▶ [Recorded information]
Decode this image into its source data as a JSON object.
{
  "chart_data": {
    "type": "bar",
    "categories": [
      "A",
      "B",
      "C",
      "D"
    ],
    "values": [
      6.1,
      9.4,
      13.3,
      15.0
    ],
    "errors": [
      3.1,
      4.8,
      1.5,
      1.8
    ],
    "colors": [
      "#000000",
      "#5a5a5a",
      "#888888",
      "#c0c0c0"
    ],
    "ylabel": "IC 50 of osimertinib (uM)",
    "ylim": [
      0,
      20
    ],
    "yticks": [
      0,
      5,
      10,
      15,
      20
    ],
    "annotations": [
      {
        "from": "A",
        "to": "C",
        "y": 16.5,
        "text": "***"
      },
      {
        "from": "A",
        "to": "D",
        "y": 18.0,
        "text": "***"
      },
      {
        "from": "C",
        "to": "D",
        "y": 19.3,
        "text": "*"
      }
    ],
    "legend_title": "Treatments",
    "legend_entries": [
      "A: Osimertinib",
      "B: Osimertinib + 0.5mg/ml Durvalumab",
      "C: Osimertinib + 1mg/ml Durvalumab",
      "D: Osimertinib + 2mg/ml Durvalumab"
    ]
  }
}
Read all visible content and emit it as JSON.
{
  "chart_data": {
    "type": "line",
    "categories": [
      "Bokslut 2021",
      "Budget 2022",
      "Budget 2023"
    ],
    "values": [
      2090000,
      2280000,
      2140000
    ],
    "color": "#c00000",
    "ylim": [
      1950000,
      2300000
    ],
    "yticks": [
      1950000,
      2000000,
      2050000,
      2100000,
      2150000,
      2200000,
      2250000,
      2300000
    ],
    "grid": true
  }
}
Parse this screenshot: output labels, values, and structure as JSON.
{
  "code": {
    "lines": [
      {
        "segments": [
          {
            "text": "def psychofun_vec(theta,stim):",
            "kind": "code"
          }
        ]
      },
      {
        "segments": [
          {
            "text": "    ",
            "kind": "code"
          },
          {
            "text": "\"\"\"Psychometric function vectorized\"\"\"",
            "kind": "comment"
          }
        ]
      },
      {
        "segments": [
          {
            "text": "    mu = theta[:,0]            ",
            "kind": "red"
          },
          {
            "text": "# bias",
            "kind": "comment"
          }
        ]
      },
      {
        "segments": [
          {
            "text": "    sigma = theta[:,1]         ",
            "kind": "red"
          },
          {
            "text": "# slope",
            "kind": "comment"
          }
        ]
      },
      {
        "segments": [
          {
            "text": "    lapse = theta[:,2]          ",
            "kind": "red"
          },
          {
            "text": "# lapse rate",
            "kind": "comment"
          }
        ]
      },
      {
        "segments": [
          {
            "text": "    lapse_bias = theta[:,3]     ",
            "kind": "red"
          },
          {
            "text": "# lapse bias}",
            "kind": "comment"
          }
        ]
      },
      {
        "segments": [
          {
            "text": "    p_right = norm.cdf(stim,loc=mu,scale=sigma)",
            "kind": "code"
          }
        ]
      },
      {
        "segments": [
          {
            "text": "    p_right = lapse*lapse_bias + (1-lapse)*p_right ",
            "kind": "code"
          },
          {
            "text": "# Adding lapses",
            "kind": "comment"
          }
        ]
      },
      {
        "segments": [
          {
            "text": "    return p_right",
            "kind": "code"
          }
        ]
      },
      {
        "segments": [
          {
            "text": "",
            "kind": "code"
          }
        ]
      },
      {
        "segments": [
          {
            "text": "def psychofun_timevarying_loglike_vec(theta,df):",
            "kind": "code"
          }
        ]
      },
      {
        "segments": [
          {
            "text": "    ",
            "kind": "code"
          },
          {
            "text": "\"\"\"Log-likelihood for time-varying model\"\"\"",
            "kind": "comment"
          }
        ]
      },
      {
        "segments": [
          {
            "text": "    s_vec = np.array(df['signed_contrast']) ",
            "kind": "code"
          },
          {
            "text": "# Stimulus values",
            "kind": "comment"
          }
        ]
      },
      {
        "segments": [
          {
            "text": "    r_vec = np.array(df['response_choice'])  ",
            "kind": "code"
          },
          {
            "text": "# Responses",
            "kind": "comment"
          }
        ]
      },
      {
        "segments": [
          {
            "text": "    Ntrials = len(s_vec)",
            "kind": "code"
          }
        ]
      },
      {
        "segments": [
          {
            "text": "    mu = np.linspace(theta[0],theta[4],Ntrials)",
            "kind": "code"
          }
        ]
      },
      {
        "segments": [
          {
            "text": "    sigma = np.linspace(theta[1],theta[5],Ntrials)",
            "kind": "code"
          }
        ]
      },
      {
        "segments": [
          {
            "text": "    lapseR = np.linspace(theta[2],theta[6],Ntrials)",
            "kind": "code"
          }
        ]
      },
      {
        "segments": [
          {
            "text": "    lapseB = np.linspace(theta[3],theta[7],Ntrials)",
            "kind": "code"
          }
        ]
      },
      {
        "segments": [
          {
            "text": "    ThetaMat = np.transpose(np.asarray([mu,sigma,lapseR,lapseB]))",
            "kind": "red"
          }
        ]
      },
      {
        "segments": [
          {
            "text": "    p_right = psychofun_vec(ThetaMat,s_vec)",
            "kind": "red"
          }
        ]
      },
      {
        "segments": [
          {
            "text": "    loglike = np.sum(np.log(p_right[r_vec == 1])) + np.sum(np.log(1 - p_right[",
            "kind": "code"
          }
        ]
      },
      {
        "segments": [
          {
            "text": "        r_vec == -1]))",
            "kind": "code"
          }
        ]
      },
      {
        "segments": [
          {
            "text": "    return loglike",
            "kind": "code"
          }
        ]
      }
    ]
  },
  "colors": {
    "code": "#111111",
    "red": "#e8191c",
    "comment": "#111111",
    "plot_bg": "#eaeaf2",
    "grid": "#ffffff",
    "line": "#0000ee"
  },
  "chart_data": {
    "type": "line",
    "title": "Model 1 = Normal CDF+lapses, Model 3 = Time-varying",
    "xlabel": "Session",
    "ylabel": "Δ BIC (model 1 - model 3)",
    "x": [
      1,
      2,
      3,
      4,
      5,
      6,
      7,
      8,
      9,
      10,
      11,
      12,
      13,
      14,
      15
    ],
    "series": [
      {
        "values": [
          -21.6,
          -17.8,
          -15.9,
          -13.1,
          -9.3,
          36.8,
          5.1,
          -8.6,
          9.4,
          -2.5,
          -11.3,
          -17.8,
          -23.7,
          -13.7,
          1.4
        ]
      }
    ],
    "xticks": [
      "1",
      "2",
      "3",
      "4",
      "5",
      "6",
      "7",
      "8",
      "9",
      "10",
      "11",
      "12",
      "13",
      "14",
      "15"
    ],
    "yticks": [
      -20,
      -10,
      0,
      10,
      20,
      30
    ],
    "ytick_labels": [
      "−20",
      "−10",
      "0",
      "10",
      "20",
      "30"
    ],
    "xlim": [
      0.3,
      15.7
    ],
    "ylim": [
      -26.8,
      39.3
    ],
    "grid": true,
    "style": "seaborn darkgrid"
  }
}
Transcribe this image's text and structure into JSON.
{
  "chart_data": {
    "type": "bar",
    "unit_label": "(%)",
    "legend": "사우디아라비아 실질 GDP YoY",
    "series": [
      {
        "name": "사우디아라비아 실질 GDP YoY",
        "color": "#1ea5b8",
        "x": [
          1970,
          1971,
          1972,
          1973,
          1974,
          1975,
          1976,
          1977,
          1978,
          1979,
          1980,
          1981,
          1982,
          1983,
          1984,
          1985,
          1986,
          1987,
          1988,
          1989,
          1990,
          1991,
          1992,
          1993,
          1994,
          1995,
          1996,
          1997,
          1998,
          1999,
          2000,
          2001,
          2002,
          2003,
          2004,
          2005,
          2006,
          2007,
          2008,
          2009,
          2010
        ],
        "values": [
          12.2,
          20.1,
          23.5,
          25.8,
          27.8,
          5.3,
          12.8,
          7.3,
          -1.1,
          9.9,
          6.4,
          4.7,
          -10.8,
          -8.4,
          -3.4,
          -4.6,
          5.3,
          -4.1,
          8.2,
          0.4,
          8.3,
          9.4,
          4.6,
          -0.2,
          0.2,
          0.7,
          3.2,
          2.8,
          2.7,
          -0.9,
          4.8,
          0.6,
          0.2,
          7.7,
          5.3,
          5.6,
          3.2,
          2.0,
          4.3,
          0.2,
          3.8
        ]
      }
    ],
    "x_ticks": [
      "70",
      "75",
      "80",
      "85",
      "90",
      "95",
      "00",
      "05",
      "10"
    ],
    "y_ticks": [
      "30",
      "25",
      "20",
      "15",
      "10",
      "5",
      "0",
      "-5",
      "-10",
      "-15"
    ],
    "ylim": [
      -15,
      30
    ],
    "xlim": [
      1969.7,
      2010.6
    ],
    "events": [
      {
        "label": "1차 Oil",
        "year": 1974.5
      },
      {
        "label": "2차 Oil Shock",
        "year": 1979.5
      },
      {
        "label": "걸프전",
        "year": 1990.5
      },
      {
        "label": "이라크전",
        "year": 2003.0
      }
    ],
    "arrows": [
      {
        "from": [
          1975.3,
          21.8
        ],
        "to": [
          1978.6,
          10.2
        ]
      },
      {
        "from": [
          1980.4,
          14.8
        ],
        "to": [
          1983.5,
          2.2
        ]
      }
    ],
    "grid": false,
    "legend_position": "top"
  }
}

▶ [Written problem]
Identify the lines above that contain the word "lapses", then copy them.

▶ [Output below]
            "text": "# Adding lapses",
    "title": "Model 1 = Normal CDF+lapses, Model 3 = Time-varying",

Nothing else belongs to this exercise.